◆ WHAT IS REQUIRED: Take every line from the material that has the word "config" in it.

· · ·

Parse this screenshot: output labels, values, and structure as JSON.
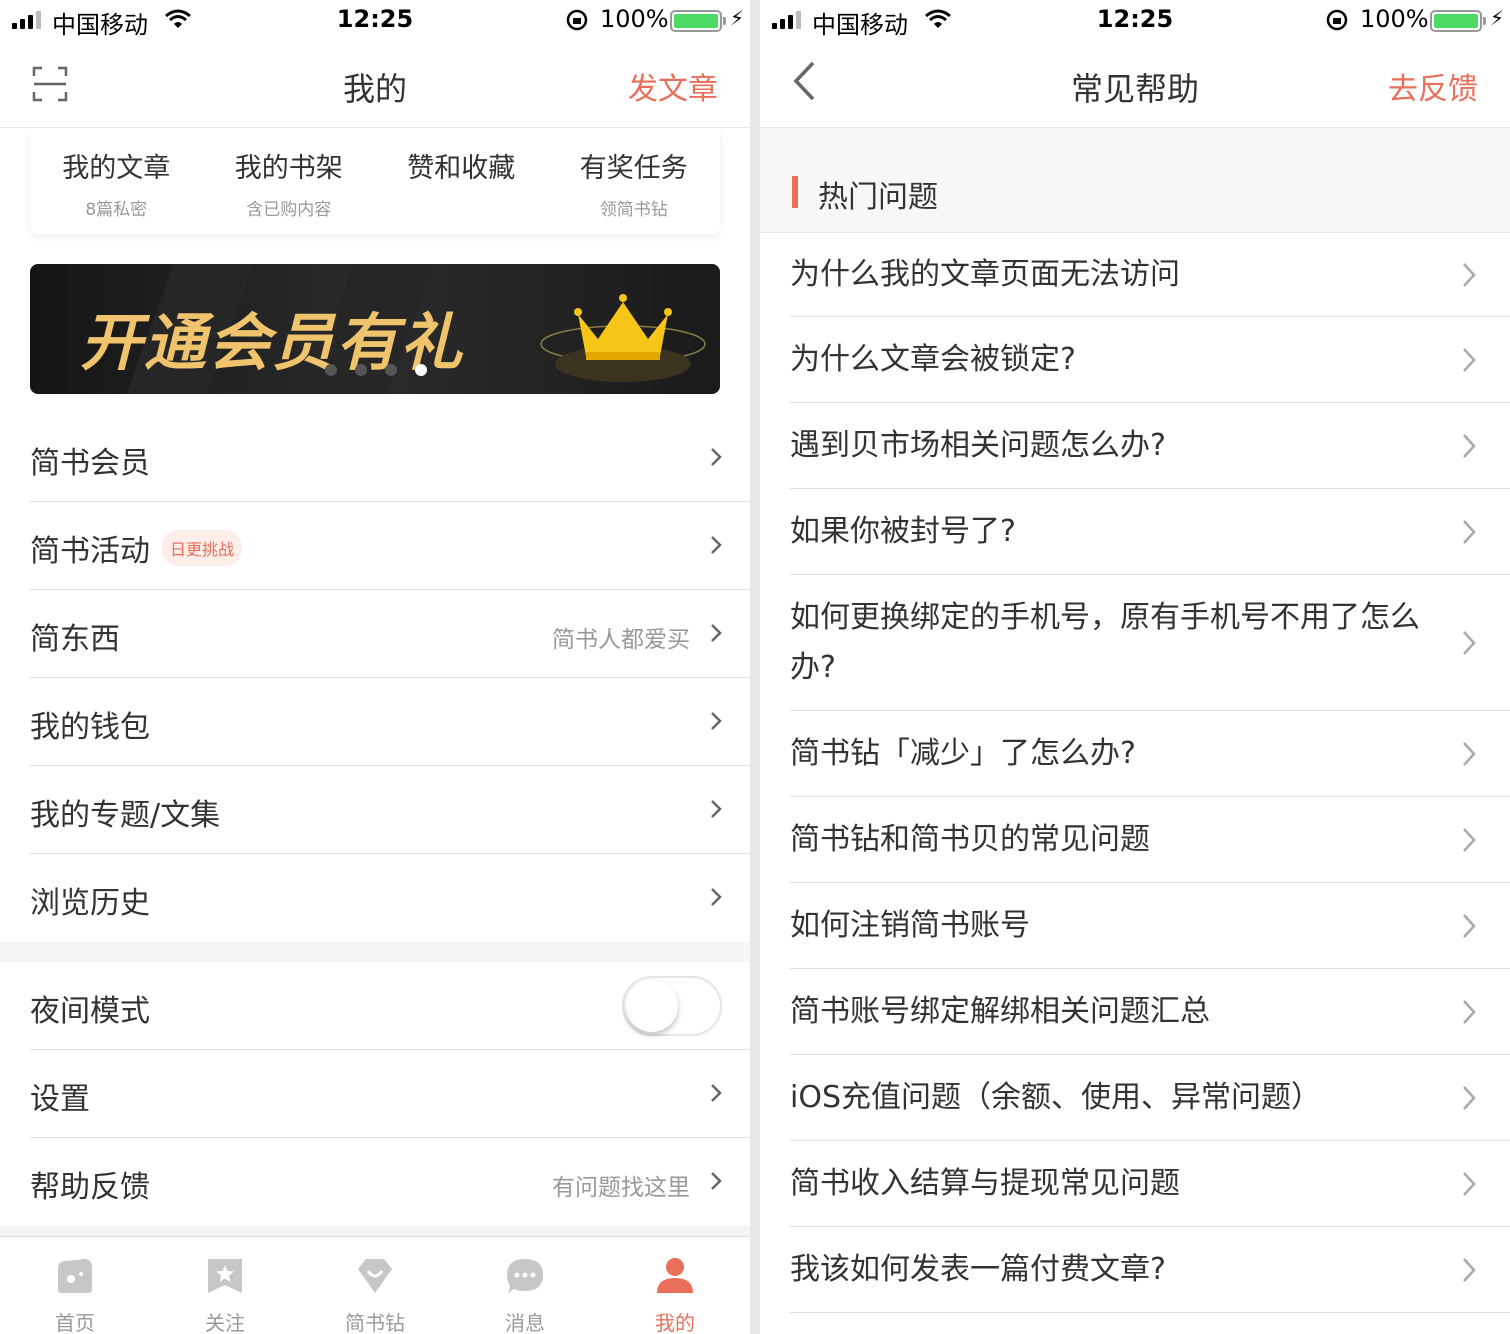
{
  "status_bar": {
    "carrier": "中国移动",
    "time": "12:25",
    "battery_pct": "100%"
  },
  "left": {
    "nav": {
      "title": "我的",
      "action": "发文章"
    },
    "stats": [
      {
        "title": "我的文章",
        "sub": "8篇私密"
      },
      {
        "title": "我的书架",
        "sub": "含已购内容"
      },
      {
        "title": "赞和收藏",
        "sub": ""
      },
      {
        "title": "有奖任务",
        "sub": "领简书钻"
      }
    ],
    "banner": {
      "text": "开通会员有礼",
      "slides": 4,
      "active_slide": 4
    },
    "menu": [
      {
        "label": "简书会员",
        "sub": ""
      },
      {
        "label": "简书活动",
        "badge": "日更挑战"
      },
      {
        "label": "简东西",
        "sub": "简书人都爱买"
      },
      {
        "label": "我的钱包",
        "sub": ""
      },
      {
        "label": "我的专题/文集",
        "sub": ""
      },
      {
        "label": "浏览历史",
        "sub": ""
      }
    ],
    "menu2": [
      {
        "label": "夜间模式",
        "toggle": false
      },
      {
        "label": "设置",
        "sub": ""
      },
      {
        "label": "帮助反馈",
        "sub": "有问题找这里"
      }
    ],
    "tabs": [
      {
        "label": "首页",
        "icon": "home-icon"
      },
      {
        "label": "关注",
        "icon": "follow-icon"
      },
      {
        "label": "简书钻",
        "icon": "diamond-icon"
      },
      {
        "label": "消息",
        "icon": "message-icon"
      },
      {
        "label": "我的",
        "icon": "profile-icon",
        "active": true
      }
    ]
  },
  "right": {
    "nav": {
      "title": "常见帮助",
      "action": "去反馈"
    },
    "section": "热门问题",
    "faqs": [
      "为什么我的文章页面无法访问",
      "为什么文章会被锁定?",
      "遇到贝市场相关问题怎么办?",
      "如果你被封号了?",
      "如何更换绑定的手机号，原有手机号不用了怎么办?",
      "简书钻「减少」了怎么办?",
      "简书钻和简书贝的常见问题",
      "如何注销简书账号",
      "简书账号绑定解绑相关问题汇总",
      "iOS充值问题（余额、使用、异常问题）",
      "简书收入结算与提现常见问题",
      "我该如何发表一篇付费文章?"
    ]
  },
  "colors": {
    "accent": "#ea6f5a",
    "text": "#333333",
    "muted": "#999999",
    "battery": "#4cd964"
  }
}
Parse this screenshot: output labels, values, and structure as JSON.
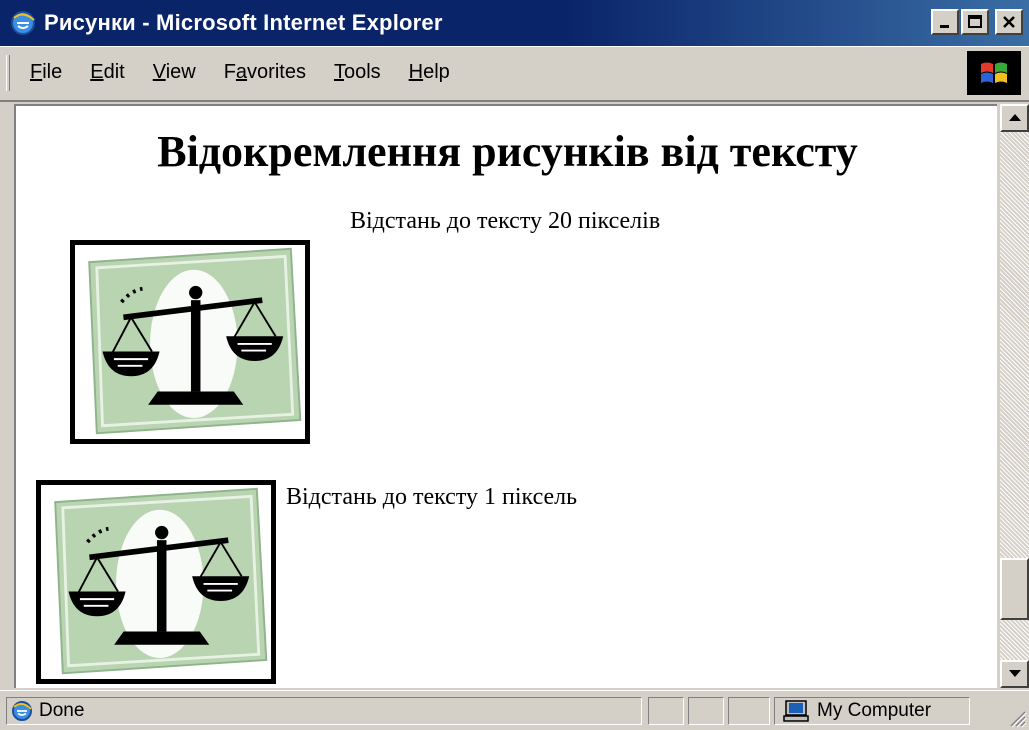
{
  "window": {
    "title": "Рисунки - Microsoft Internet Explorer",
    "controls": [
      "minimize",
      "maximize",
      "close"
    ]
  },
  "menu": {
    "items": [
      {
        "label": "File",
        "accel": "F",
        "rest": "ile"
      },
      {
        "label": "Edit",
        "accel": "E",
        "rest": "dit"
      },
      {
        "label": "View",
        "accel": "V",
        "rest": "iew"
      },
      {
        "label": "Favorites",
        "pre": "F",
        "accel": "a",
        "rest": "vorites"
      },
      {
        "label": "Tools",
        "accel": "T",
        "rest": "ools"
      },
      {
        "label": "Help",
        "accel": "H",
        "rest": "elp"
      }
    ]
  },
  "page": {
    "heading": "Відокремлення рисунків від тексту",
    "caption_20": "Відстань до тексту 20 пікселів",
    "caption_1": "Відстань до тексту 1 піксель",
    "image_subject": "scales-of-justice"
  },
  "status": {
    "text": "Done",
    "zone": "My Computer"
  },
  "icons": {
    "app": "ie-icon",
    "logo": "windows-logo-icon",
    "zone": "computer-icon"
  },
  "colors": {
    "titlebar": "#0a246a",
    "chrome": "#d4d0c8",
    "picture_bg": "#b8d4b0"
  }
}
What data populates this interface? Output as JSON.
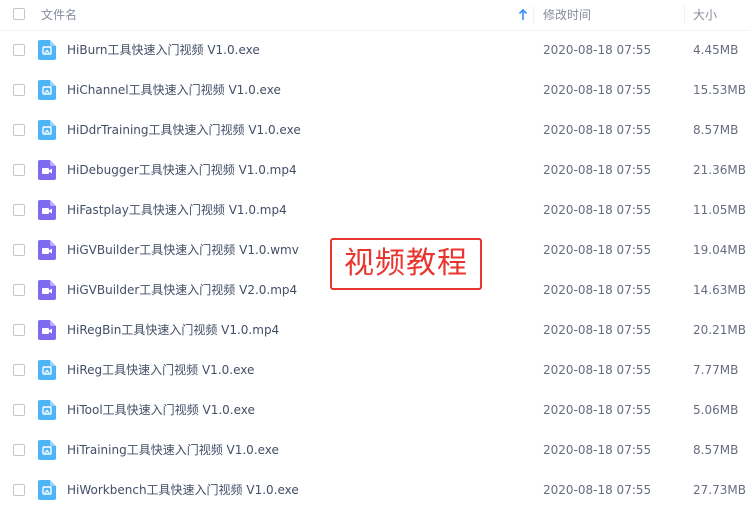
{
  "header": {
    "name_label": "文件名",
    "mtime_label": "修改时间",
    "size_label": "大小"
  },
  "colors": {
    "app_icon": "#4eb4f8",
    "video_icon": "#7d6cf0",
    "stamp": "#e8362f"
  },
  "files": [
    {
      "name": "HiBurn工具快速入门视频 V1.0.exe",
      "mtime": "2020-08-18 07:55",
      "size": "4.45MB",
      "icon": "app-icon"
    },
    {
      "name": "HiChannel工具快速入门视频 V1.0.exe",
      "mtime": "2020-08-18 07:55",
      "size": "15.53MB",
      "icon": "app-icon"
    },
    {
      "name": "HiDdrTraining工具快速入门视频 V1.0.exe",
      "mtime": "2020-08-18 07:55",
      "size": "8.57MB",
      "icon": "app-icon"
    },
    {
      "name": "HiDebugger工具快速入门视频 V1.0.mp4",
      "mtime": "2020-08-18 07:55",
      "size": "21.36MB",
      "icon": "video-icon"
    },
    {
      "name": "HiFastplay工具快速入门视频 V1.0.mp4",
      "mtime": "2020-08-18 07:55",
      "size": "11.05MB",
      "icon": "video-icon"
    },
    {
      "name": "HiGVBuilder工具快速入门视频 V1.0.wmv",
      "mtime": "2020-08-18 07:55",
      "size": "19.04MB",
      "icon": "video-icon"
    },
    {
      "name": "HiGVBuilder工具快速入门视频 V2.0.mp4",
      "mtime": "2020-08-18 07:55",
      "size": "14.63MB",
      "icon": "video-icon"
    },
    {
      "name": "HiRegBin工具快速入门视频 V1.0.mp4",
      "mtime": "2020-08-18 07:55",
      "size": "20.21MB",
      "icon": "video-icon"
    },
    {
      "name": "HiReg工具快速入门视频 V1.0.exe",
      "mtime": "2020-08-18 07:55",
      "size": "7.77MB",
      "icon": "app-icon"
    },
    {
      "name": "HiTool工具快速入门视频 V1.0.exe",
      "mtime": "2020-08-18 07:55",
      "size": "5.06MB",
      "icon": "app-icon"
    },
    {
      "name": "HiTraining工具快速入门视频 V1.0.exe",
      "mtime": "2020-08-18 07:55",
      "size": "8.57MB",
      "icon": "app-icon"
    },
    {
      "name": "HiWorkbench工具快速入门视频 V1.0.exe",
      "mtime": "2020-08-18 07:55",
      "size": "27.73MB",
      "icon": "app-icon"
    }
  ],
  "overlay": {
    "stamp_text": "视频教程"
  }
}
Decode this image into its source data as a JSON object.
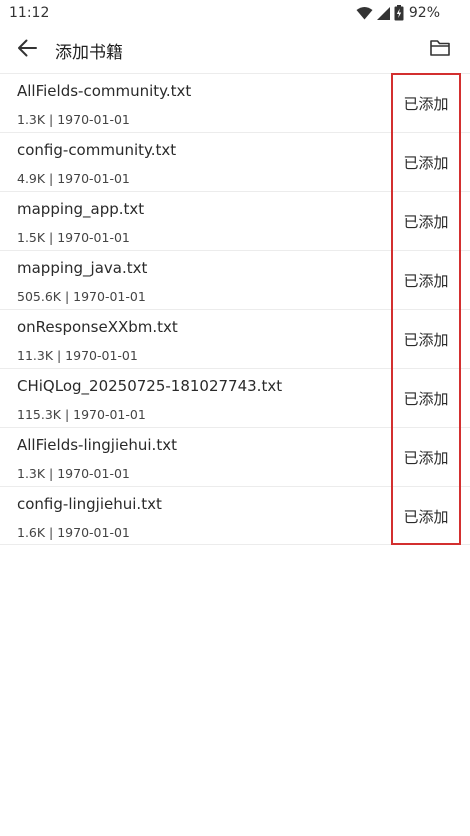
{
  "status_bar": {
    "time": "11:12",
    "battery_percent": "92%",
    "icons": [
      "wifi-icon",
      "cellular-signal-icon",
      "battery-charging-icon"
    ]
  },
  "app_bar": {
    "title": "添加书籍",
    "back_icon": "arrow-back-icon",
    "folder_icon": "folder-icon"
  },
  "files": [
    {
      "name": "AllFields-community.txt",
      "meta": "1.3K | 1970-01-01",
      "status": "已添加"
    },
    {
      "name": "config-community.txt",
      "meta": "4.9K | 1970-01-01",
      "status": "已添加"
    },
    {
      "name": "mapping_app.txt",
      "meta": "1.5K | 1970-01-01",
      "status": "已添加"
    },
    {
      "name": "mapping_java.txt",
      "meta": "505.6K | 1970-01-01",
      "status": "已添加"
    },
    {
      "name": "onResponseXXbm.txt",
      "meta": "11.3K | 1970-01-01",
      "status": "已添加"
    },
    {
      "name": "CHiQLog_20250725-181027743.txt",
      "meta": "115.3K | 1970-01-01",
      "status": "已添加"
    },
    {
      "name": "AllFields-lingjiehui.txt",
      "meta": "1.3K | 1970-01-01",
      "status": "已添加"
    },
    {
      "name": "config-lingjiehui.txt",
      "meta": "1.6K | 1970-01-01",
      "status": "已添加"
    }
  ],
  "colors": {
    "highlight_border": "#d32f2f",
    "divider": "#ececec",
    "text_primary": "#2a2a2a"
  }
}
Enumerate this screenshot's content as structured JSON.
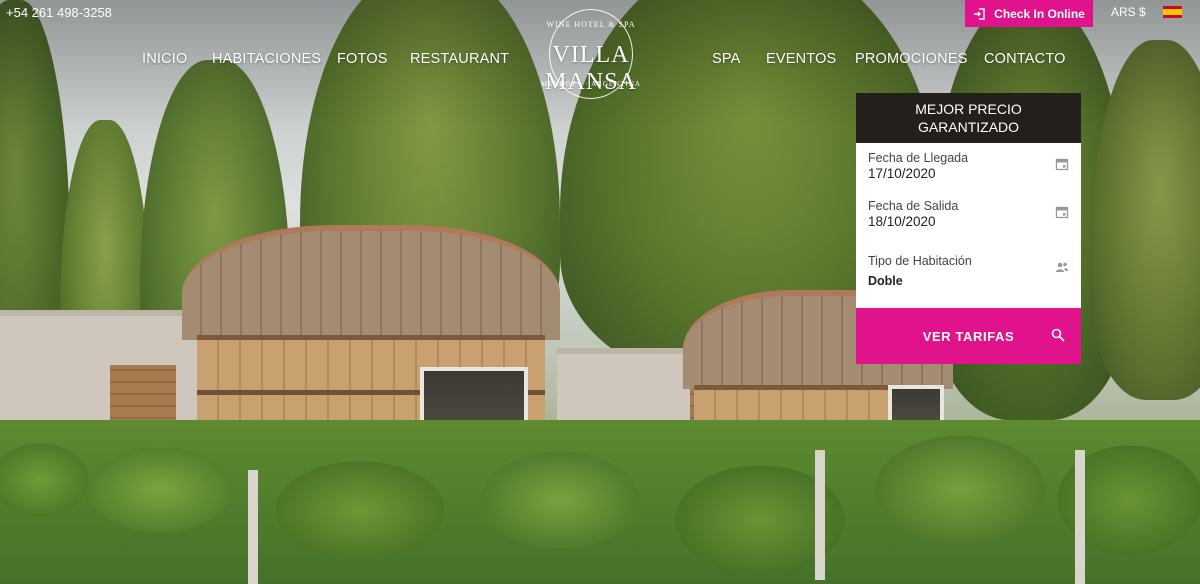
{
  "topbar": {
    "phone": "+54 261 498-3258",
    "checkin_label": "Check In Online",
    "checkin_icon": "sign-in-icon",
    "currency": "ARS $",
    "language_flag": "spain-flag-icon"
  },
  "nav": {
    "left": [
      "INICIO",
      "HABITACIONES",
      "FOTOS",
      "RESTAURANT"
    ],
    "right": [
      "SPA",
      "EVENTOS",
      "PROMOCIONES",
      "CONTACTO"
    ]
  },
  "logo": {
    "tagline": "WINE HOTEL & SPA",
    "name": "VILLA MANSA",
    "sub": "MENDOZA · ARGENTINA"
  },
  "booking": {
    "title_line1": "MEJOR PRECIO",
    "title_line2": "GARANTIZADO",
    "arrival_label": "Fecha de Llegada",
    "arrival_value": "17/10/2020",
    "departure_label": "Fecha de Salida",
    "departure_value": "18/10/2020",
    "room_label": "Tipo de Habitación",
    "room_value": "Doble",
    "submit_label": "VER TARIFAS"
  },
  "colors": {
    "accent": "#e0138c",
    "header_dark": "#241f1a"
  }
}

· · ·

◆ COMPLETE ANSWER:
      "name": "config-community.txt",
      "name": "config-lingjiehui.txt",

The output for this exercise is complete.